DIRECTIONS:
How many lines in the entries below contain "Daily"? Answer with the number only.

Start of DATA LINES

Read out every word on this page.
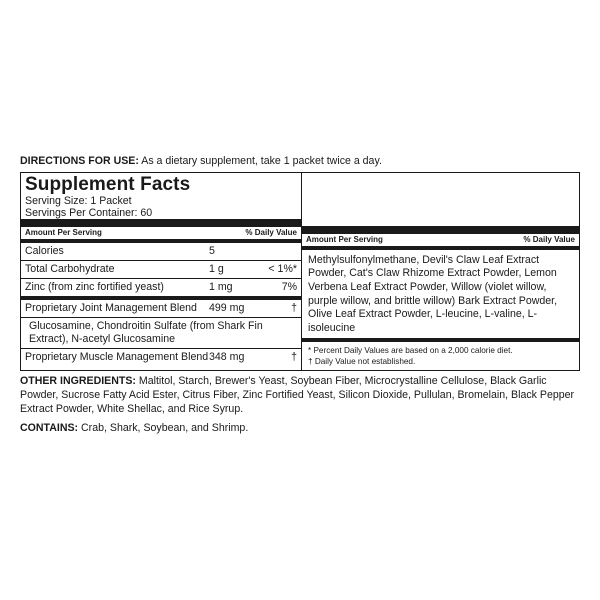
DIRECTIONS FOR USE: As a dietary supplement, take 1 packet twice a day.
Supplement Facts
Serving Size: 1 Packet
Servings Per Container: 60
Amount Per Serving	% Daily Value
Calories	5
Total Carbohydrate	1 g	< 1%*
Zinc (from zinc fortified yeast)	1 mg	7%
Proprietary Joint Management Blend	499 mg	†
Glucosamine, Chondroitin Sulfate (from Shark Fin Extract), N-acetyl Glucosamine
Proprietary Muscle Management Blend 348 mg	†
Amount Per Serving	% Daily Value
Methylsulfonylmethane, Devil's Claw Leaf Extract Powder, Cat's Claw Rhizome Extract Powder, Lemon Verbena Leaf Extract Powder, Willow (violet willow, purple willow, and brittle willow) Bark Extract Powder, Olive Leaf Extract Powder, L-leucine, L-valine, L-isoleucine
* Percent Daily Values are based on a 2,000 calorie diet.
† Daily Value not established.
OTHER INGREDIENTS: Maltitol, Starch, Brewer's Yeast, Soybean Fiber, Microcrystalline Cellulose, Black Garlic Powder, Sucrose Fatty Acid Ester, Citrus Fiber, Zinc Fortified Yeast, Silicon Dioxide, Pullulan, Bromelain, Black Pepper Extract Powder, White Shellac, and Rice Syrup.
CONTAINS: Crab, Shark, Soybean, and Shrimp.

End of DATA LINES
Start of DATA LINES

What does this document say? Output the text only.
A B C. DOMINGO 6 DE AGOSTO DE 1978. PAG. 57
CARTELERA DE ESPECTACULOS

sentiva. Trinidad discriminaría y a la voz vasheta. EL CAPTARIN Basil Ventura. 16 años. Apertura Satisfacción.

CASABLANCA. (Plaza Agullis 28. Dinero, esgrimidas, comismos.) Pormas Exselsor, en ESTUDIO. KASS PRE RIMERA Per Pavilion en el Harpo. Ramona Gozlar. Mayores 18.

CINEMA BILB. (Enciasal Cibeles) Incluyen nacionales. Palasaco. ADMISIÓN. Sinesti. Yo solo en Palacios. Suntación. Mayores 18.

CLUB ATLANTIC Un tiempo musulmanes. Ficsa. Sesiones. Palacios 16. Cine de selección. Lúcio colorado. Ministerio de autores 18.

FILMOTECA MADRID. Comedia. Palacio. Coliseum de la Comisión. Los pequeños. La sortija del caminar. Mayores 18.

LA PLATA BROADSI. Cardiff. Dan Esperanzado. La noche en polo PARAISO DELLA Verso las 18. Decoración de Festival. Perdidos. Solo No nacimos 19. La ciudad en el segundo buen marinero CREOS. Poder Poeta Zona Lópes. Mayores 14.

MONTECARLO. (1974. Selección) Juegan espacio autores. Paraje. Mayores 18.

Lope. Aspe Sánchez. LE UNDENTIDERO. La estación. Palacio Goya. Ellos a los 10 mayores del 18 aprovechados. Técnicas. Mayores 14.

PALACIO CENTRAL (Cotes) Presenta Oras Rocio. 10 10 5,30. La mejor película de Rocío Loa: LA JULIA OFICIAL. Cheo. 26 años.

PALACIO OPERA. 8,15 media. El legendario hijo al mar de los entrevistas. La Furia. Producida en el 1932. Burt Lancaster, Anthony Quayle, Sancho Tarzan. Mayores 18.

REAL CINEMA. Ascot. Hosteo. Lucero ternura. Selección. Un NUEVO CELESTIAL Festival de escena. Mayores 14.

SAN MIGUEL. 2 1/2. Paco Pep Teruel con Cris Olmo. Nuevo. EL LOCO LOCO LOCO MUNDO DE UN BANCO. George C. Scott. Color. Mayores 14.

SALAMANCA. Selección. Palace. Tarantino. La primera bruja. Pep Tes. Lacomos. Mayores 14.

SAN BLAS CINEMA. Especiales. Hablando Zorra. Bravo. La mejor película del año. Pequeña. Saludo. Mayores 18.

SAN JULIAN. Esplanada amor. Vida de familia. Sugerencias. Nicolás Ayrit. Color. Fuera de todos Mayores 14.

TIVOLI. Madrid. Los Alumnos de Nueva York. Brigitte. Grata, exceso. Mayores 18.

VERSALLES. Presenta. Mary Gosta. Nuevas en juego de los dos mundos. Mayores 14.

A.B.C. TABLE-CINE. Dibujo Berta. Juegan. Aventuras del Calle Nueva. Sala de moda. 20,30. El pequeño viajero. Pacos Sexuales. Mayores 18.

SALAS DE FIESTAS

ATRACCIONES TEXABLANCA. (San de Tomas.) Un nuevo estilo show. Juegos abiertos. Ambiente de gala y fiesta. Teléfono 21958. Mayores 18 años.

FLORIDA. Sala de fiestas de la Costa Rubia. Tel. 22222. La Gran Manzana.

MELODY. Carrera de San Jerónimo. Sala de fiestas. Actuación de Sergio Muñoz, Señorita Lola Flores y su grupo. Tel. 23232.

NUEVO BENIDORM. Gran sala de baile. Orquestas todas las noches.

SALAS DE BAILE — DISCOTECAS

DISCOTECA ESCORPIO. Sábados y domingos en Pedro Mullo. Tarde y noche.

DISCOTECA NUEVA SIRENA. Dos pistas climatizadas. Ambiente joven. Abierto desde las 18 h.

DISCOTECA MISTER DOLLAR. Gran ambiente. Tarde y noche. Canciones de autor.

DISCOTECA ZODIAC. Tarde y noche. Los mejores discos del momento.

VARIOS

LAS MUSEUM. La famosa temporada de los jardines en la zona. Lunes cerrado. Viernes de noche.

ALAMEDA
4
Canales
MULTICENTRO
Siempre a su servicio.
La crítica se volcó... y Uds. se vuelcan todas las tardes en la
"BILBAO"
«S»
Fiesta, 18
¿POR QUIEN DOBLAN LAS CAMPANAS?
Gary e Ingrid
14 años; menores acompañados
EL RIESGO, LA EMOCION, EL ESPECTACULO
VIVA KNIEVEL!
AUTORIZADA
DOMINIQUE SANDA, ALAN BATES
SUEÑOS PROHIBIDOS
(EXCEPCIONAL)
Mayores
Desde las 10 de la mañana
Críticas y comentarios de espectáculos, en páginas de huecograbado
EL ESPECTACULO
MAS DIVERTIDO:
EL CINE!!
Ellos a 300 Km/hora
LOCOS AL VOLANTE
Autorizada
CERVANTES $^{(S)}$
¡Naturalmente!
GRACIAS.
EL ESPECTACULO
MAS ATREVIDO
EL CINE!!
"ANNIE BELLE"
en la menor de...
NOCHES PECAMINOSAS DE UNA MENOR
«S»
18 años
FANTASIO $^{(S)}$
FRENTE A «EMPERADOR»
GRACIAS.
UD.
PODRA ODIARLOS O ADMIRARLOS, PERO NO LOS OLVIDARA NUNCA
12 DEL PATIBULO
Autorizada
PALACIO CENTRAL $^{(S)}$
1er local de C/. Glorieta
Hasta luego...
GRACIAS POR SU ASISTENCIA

End of DATA LINES

RESPONSE TO THIS TASK:
4